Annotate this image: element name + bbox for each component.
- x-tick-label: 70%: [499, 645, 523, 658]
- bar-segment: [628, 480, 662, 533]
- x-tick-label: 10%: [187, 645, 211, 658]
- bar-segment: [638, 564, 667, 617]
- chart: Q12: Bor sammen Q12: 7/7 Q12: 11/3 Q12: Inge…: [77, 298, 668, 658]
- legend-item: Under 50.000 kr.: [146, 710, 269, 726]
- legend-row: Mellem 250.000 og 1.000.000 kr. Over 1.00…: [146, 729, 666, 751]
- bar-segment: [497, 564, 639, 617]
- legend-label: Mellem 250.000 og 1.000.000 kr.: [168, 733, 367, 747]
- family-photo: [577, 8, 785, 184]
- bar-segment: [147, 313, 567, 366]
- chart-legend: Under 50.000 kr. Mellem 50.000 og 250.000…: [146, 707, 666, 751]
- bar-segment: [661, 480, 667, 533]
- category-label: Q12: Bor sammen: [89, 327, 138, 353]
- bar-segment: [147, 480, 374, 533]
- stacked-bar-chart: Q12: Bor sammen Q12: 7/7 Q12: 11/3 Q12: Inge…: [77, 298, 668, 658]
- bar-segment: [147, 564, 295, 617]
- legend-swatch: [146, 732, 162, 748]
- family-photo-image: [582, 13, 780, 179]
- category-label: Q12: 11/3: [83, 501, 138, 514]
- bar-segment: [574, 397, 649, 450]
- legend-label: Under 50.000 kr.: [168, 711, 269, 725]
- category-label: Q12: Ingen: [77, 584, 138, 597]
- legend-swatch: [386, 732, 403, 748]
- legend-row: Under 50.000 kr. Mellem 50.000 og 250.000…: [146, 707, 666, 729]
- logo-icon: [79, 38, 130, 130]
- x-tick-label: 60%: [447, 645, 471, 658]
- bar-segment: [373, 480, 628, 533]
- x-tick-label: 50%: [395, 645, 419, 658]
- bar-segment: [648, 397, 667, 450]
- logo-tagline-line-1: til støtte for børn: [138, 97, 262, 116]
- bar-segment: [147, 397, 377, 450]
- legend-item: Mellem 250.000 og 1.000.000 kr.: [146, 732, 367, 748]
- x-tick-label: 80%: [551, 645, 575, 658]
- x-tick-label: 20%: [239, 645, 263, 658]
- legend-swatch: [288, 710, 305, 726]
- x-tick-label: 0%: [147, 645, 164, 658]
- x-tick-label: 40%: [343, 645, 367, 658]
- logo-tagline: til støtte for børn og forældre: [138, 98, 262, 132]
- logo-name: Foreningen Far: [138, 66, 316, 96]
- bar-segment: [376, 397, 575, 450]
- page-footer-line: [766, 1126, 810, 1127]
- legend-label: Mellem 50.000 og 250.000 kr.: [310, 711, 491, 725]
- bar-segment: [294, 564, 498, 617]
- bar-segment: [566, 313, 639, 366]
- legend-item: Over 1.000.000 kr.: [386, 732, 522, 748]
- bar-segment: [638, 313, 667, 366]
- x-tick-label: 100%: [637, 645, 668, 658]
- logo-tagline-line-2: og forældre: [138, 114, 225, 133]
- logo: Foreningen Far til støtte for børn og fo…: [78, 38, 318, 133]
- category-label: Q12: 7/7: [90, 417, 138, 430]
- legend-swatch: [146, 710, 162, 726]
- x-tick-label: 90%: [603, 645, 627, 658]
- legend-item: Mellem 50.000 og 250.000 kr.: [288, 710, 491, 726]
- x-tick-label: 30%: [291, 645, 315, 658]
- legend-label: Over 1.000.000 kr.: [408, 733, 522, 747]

■ ■ ■ ■ ■

#### What you need to do:
Convert the entire listing above into a numbered list, leaving out any blank lines.

#### Result of this task:
1. Annotate this image: element name + bbox for each component.
2. - x-tick-label: 70%: [499, 645, 523, 658]
3. - bar-segment: [628, 480, 662, 533]
4. - x-tick-label: 10%: [187, 645, 211, 658]
5. - bar-segment: [638, 564, 667, 617]
6. - chart: Q12: Bor sammen Q12: 7/7 Q12: 11/3 Q12: Inge…: [77, 298, 668, 658]
7. - legend-item: Under 50.000 kr.: [146, 710, 269, 726]
8. - legend-row: Mellem 250.000 og 1.000.000 kr. Over 1.00…: [146, 729, 666, 751]
9. - bar-segment: [497, 564, 639, 617]
10. - legend-label: Mellem 250.000 og 1.000.000 kr.: [168, 733, 367, 747]
11. - family-photo: [577, 8, 785, 184]
12. - bar-segment: [147, 313, 567, 366]
13. - chart-legend: Under 50.000 kr. Mellem 50.000 og 250.000…: [146, 707, 666, 751]
14. - bar-segment: [661, 480, 667, 533]
15. - category-label: Q12: Bor sammen: [89, 327, 138, 353]
16. - bar-segment: [147, 480, 374, 533]
17. - stacked-bar-chart: Q12: Bor sammen Q12: 7/7 Q12: 11/3 Q12: Inge…: [77, 298, 668, 658]
18. - bar-segment: [147, 564, 295, 617]
19. - legend-swatch: [146, 732, 162, 748]
20. - family-photo-image: [582, 13, 780, 179]
21. - category-label: Q12: 11/3: [83, 501, 138, 514]
22. - bar-segment: [574, 397, 649, 450]
23. - legend-label: Under 50.000 kr.: [168, 711, 269, 725]
24. - category-label: Q12: Ingen: [77, 584, 138, 597]
25. - legend-swatch: [386, 732, 403, 748]
26. - legend-row: Under 50.000 kr. Mellem 50.000 og 250.000…: [146, 707, 666, 729]
27. - logo-icon: [79, 38, 130, 130]
28. - x-tick-label: 60%: [447, 645, 471, 658]
29. - bar-segment: [373, 480, 628, 533]
30. - x-tick-label: 50%: [395, 645, 419, 658]
31. - bar-segment: [648, 397, 667, 450]
32. - logo-tagline-line-1: til støtte for børn: [138, 97, 262, 116]
33. - bar-segment: [147, 397, 377, 450]
34. - legend-item: Mellem 250.000 og 1.000.000 kr.: [146, 732, 367, 748]
35. - x-tick-label: 80%: [551, 645, 575, 658]
36. - x-tick-label: 20%: [239, 645, 263, 658]
37. - legend-swatch: [288, 710, 305, 726]
38. - x-tick-label: 0%: [147, 645, 164, 658]
39. - x-tick-label: 40%: [343, 645, 367, 658]
40. - logo-tagline: til støtte for børn og forældre: [138, 98, 262, 132]
41. - logo-name: Foreningen Far: [138, 66, 316, 96]
42. - bar-segment: [376, 397, 575, 450]
43. - page-footer-line: [766, 1126, 810, 1127]
44. - legend-label: Mellem 50.000 og 250.000 kr.: [310, 711, 491, 725]
45. - bar-segment: [294, 564, 498, 617]
46. - bar-segment: [566, 313, 639, 366]
47. - legend-item: Over 1.000.000 kr.: [386, 732, 522, 748]
48. - bar-segment: [638, 313, 667, 366]
49. - x-tick-label: 100%: [637, 645, 668, 658]
50. - logo-tagline-line-2: og forældre: [138, 114, 225, 133]
51. - logo: Foreningen Far til støtte for børn og fo…: [78, 38, 318, 133]
52. - category-label: Q12: 7/7: [90, 417, 138, 430]
53. - legend-swatch: [146, 710, 162, 726]
54. - x-tick-label: 90%: [603, 645, 627, 658]
55. - legend-item: Mellem 50.000 og 250.000 kr.: [288, 710, 491, 726]
56. - x-tick-label: 30%: [291, 645, 315, 658]
57. - legend-label: Over 1.000.000 kr.: [408, 733, 522, 747]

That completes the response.